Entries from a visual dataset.

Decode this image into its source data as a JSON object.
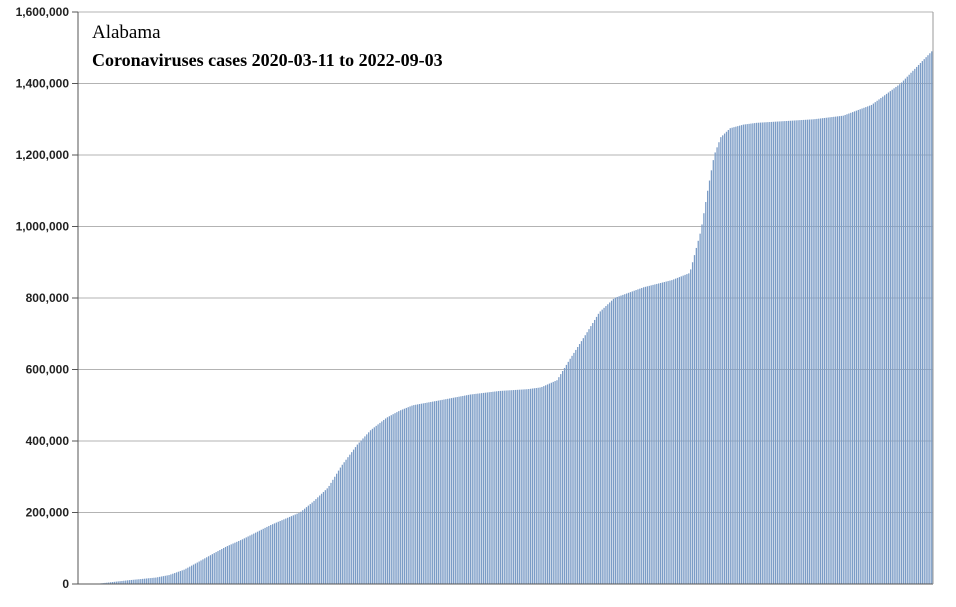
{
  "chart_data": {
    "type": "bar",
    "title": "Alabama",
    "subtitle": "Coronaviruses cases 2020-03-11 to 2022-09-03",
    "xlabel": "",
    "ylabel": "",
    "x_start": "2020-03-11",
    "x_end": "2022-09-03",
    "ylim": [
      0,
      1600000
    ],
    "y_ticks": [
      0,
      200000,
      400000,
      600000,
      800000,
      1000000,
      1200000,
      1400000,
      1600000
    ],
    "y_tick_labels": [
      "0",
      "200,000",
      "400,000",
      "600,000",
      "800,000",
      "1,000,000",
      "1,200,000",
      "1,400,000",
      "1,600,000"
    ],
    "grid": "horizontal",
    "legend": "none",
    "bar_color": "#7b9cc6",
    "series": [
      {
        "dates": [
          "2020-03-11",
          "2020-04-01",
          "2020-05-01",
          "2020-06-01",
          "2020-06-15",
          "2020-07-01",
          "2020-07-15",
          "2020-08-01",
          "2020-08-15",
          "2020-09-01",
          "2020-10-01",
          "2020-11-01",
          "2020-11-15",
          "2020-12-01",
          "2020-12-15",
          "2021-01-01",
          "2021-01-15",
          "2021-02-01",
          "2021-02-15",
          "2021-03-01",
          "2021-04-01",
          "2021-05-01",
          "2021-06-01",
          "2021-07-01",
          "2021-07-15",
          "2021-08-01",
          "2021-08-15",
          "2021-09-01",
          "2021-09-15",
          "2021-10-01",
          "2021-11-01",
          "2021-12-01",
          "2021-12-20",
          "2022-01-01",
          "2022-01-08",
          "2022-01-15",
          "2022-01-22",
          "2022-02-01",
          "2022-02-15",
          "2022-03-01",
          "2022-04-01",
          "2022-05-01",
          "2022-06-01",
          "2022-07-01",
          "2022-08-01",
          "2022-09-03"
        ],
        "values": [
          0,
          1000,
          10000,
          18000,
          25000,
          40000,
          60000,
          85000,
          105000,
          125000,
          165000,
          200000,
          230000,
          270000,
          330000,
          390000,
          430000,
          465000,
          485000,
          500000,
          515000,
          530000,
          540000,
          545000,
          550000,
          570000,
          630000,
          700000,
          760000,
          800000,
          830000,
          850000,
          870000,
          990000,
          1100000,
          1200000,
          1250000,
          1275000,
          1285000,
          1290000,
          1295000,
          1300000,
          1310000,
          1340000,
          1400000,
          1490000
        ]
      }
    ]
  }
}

WHAT THE EXERCISE ASKS. Repeat the records above verbatim, dropping the pictures.

EXERCISE ANSWER.
Decode this image into its source data as a JSON object.
{
  "chart_data": {
    "type": "bar",
    "title": "Alabama",
    "subtitle": "Coronaviruses cases 2020-03-11 to 2022-09-03",
    "xlabel": "",
    "ylabel": "",
    "x_start": "2020-03-11",
    "x_end": "2022-09-03",
    "ylim": [
      0,
      1600000
    ],
    "y_ticks": [
      0,
      200000,
      400000,
      600000,
      800000,
      1000000,
      1200000,
      1400000,
      1600000
    ],
    "y_tick_labels": [
      "0",
      "200,000",
      "400,000",
      "600,000",
      "800,000",
      "1,000,000",
      "1,200,000",
      "1,400,000",
      "1,600,000"
    ],
    "grid": "horizontal",
    "legend": "none",
    "bar_color": "#7b9cc6",
    "series": [
      {
        "dates": [
          "2020-03-11",
          "2020-04-01",
          "2020-05-01",
          "2020-06-01",
          "2020-06-15",
          "2020-07-01",
          "2020-07-15",
          "2020-08-01",
          "2020-08-15",
          "2020-09-01",
          "2020-10-01",
          "2020-11-01",
          "2020-11-15",
          "2020-12-01",
          "2020-12-15",
          "2021-01-01",
          "2021-01-15",
          "2021-02-01",
          "2021-02-15",
          "2021-03-01",
          "2021-04-01",
          "2021-05-01",
          "2021-06-01",
          "2021-07-01",
          "2021-07-15",
          "2021-08-01",
          "2021-08-15",
          "2021-09-01",
          "2021-09-15",
          "2021-10-01",
          "2021-11-01",
          "2021-12-01",
          "2021-12-20",
          "2022-01-01",
          "2022-01-08",
          "2022-01-15",
          "2022-01-22",
          "2022-02-01",
          "2022-02-15",
          "2022-03-01",
          "2022-04-01",
          "2022-05-01",
          "2022-06-01",
          "2022-07-01",
          "2022-08-01",
          "2022-09-03"
        ],
        "values": [
          0,
          1000,
          10000,
          18000,
          25000,
          40000,
          60000,
          85000,
          105000,
          125000,
          165000,
          200000,
          230000,
          270000,
          330000,
          390000,
          430000,
          465000,
          485000,
          500000,
          515000,
          530000,
          540000,
          545000,
          550000,
          570000,
          630000,
          700000,
          760000,
          800000,
          830000,
          850000,
          870000,
          990000,
          1100000,
          1200000,
          1250000,
          1275000,
          1285000,
          1290000,
          1295000,
          1300000,
          1310000,
          1340000,
          1400000,
          1490000
        ]
      }
    ]
  }
}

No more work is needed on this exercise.